**What is asked**.
Exactly reproduce the lines that follow.
>> start Records for processing
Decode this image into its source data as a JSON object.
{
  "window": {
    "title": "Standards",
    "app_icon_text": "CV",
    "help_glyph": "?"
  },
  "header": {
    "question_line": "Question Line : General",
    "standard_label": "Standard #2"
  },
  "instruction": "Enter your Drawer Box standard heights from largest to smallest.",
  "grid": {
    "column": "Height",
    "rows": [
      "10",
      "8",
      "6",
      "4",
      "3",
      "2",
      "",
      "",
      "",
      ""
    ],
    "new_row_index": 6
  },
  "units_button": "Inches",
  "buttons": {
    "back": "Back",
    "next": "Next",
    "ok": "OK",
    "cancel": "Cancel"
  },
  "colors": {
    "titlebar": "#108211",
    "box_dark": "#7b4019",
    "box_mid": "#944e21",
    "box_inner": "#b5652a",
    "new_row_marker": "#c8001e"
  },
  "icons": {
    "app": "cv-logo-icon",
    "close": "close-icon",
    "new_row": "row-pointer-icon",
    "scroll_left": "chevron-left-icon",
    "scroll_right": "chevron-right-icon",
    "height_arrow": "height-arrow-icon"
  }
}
>> end Records for processing
**Expected output**.
Decode this image into its source data as a JSON object.
{
  "window": {
    "title": "Standards",
    "app_icon_text": "CV",
    "help_glyph": "?"
  },
  "header": {
    "question_line": "Question Line : General",
    "standard_label": "Standard #2"
  },
  "instruction": "Enter your Drawer Box standard heights from largest to smallest.",
  "grid": {
    "column": "Height",
    "rows": [
      "10",
      "8",
      "6",
      "4",
      "3",
      "2",
      "",
      "",
      "",
      ""
    ],
    "new_row_index": 6
  },
  "units_button": "Inches",
  "buttons": {
    "back": "Back",
    "next": "Next",
    "ok": "OK",
    "cancel": "Cancel"
  },
  "colors": {
    "titlebar": "#108211",
    "box_dark": "#7b4019",
    "box_mid": "#944e21",
    "box_inner": "#b5652a",
    "new_row_marker": "#c8001e"
  },
  "icons": {
    "app": "cv-logo-icon",
    "close": "close-icon",
    "new_row": "row-pointer-icon",
    "scroll_left": "chevron-left-icon",
    "scroll_right": "chevron-right-icon",
    "height_arrow": "height-arrow-icon"
  }
}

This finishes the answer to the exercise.